Task brief
Every entry below must be repeated exactly; skip the pictures.

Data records
====================

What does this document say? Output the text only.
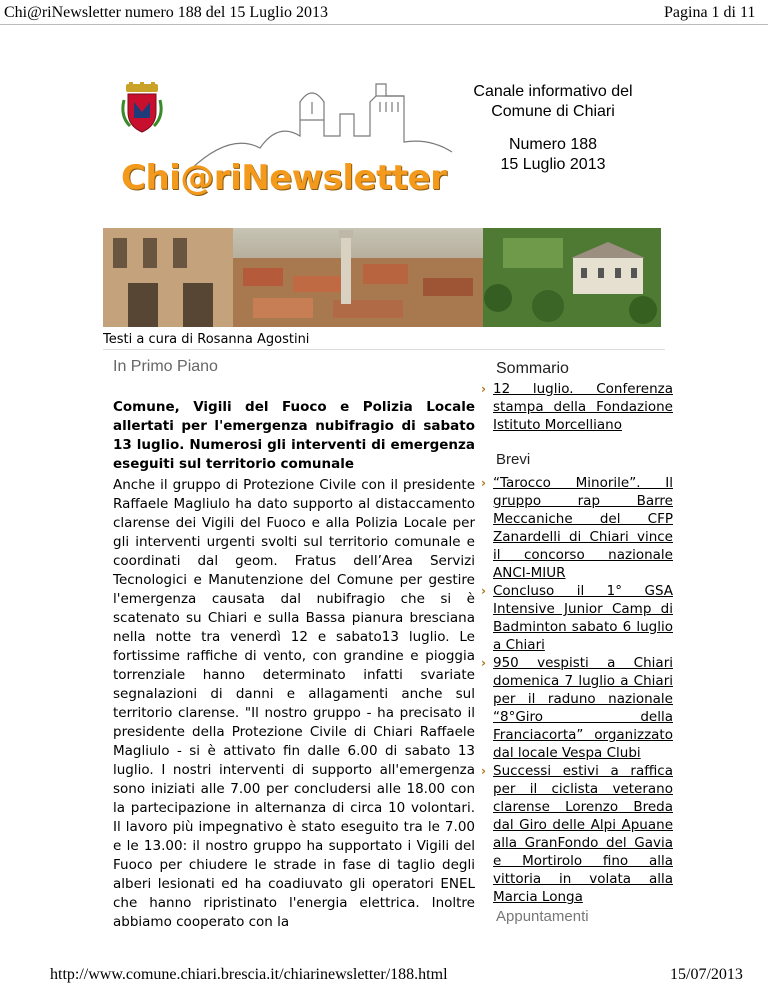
Chi@riNewsletter numero 188 del 15 Luglio 2013	Pagina 1 di 11
Chi@riNewsletter
Canale informativo del
Comune di Chiari
Numero 188
15 Luglio 2013
Testi a cura di Rosanna Agostini
In Primo Piano
Comune, Vigili del Fuoco e Polizia Locale allertati per l'emergenza nubifragio di sabato 13 luglio. Numerosi gli interventi di emergenza eseguiti sul territorio comunale
Anche il gruppo di Protezione Civile con il presidente Raffaele Magliulo ha dato supporto al distaccamento clarense dei Vigili del Fuoco e alla Polizia Locale per gli interventi urgenti svolti sul territorio comunale e coordinati dal geom. Fratus dell’Area Servizi Tecnologici e Manutenzione del Comune per gestire l'emergenza causata dal nubifragio che si è scatenato su Chiari e sulla Bassa pianura bresciana nella notte tra venerdì 12 e sabato13 luglio. Le fortissime raffiche di vento, con grandine e pioggia torrenziale hanno determinato infatti svariate segnalazioni di danni e allagamenti anche sul territorio clarense. "Il nostro gruppo - ha precisato il presidente della Protezione Civile di Chiari Raffaele Magliulo - si è attivato fin dalle 6.00 di sabato 13 luglio. I nostri interventi di supporto all'emergenza sono iniziati alle 7.00 per concludersi alle 18.00 con la partecipazione in alternanza di circa 10 volontari. Il lavoro più impegnativo è stato eseguito tra le 7.00 e le 13.00: il nostro gruppo ha supportato i Vigili del Fuoco per chiudere le strade in fase di taglio degli alberi lesionati ed ha coadiuvato gli operatori ENEL che hanno ripristinato l'energia elettrica. Inoltre abbiamo cooperato con la
Sommario
› 12 luglio. Conferenza stampa della Fondazione Istituto Morcelliano
Brevi
› “Tarocco Minorile”. Il gruppo rap Barre Meccaniche del CFP Zanardelli di Chiari vince il concorso nazionale ANCI-MIUR
› Concluso il 1° GSA Intensive Junior Camp di Badminton sabato 6 luglio a Chiari
› 950 vespisti a Chiari domenica 7 luglio a Chiari per il raduno nazionale “8°Giro della Franciacorta” organizzato dal locale Vespa Clubi
› Successi estivi a raffica per il ciclista veterano clarense Lorenzo Breda dal Giro delle Alpi Apuane alla GranFondo del Gavia e Mortirolo fino alla vittoria in volata alla Marcia Longa
Appuntamenti
http://www.comune.chiari.brescia.it/chiarinewsletter/188.html	15/07/2013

====================

Task solution
What does this document say? Output the text only.
Chi@riNewsletter numero 188 del 15 Luglio 2013	Pagina 1 di 11
Chi@riNewsletter
Canale informativo del
Comune di Chiari
Numero 188
15 Luglio 2013
Testi a cura di Rosanna Agostini
In Primo Piano
Comune, Vigili del Fuoco e Polizia Locale allertati per l'emergenza nubifragio di sabato 13 luglio. Numerosi gli interventi di emergenza eseguiti sul territorio comunale
Anche il gruppo di Protezione Civile con il presidente Raffaele Magliulo ha dato supporto al distaccamento clarense dei Vigili del Fuoco e alla Polizia Locale per gli interventi urgenti svolti sul territorio comunale e coordinati dal geom. Fratus dell’Area Servizi Tecnologici e Manutenzione del Comune per gestire l'emergenza causata dal nubifragio che si è scatenato su Chiari e sulla Bassa pianura bresciana nella notte tra venerdì 12 e sabato13 luglio. Le fortissime raffiche di vento, con grandine e pioggia torrenziale hanno determinato infatti svariate segnalazioni di danni e allagamenti anche sul territorio clarense. "Il nostro gruppo - ha precisato il presidente della Protezione Civile di Chiari Raffaele Magliulo - si è attivato fin dalle 6.00 di sabato 13 luglio. I nostri interventi di supporto all'emergenza sono iniziati alle 7.00 per concludersi alle 18.00 con la partecipazione in alternanza di circa 10 volontari. Il lavoro più impegnativo è stato eseguito tra le 7.00 e le 13.00: il nostro gruppo ha supportato i Vigili del Fuoco per chiudere le strade in fase di taglio degli alberi lesionati ed ha coadiuvato gli operatori ENEL che hanno ripristinato l'energia elettrica. Inoltre abbiamo cooperato con la
Sommario
› 12 luglio. Conferenza stampa della Fondazione Istituto Morcelliano
Brevi
› “Tarocco Minorile”. Il gruppo rap Barre Meccaniche del CFP Zanardelli di Chiari vince il concorso nazionale ANCI-MIUR
› Concluso il 1° GSA Intensive Junior Camp di Badminton sabato 6 luglio a Chiari
› 950 vespisti a Chiari domenica 7 luglio a Chiari per il raduno nazionale “8°Giro della Franciacorta” organizzato dal locale Vespa Clubi
› Successi estivi a raffica per il ciclista veterano clarense Lorenzo Breda dal Giro delle Alpi Apuane alla GranFondo del Gavia e Mortirolo fino alla vittoria in volata alla Marcia Longa
Appuntamenti
http://www.comune.chiari.brescia.it/chiarinewsletter/188.html	15/07/2013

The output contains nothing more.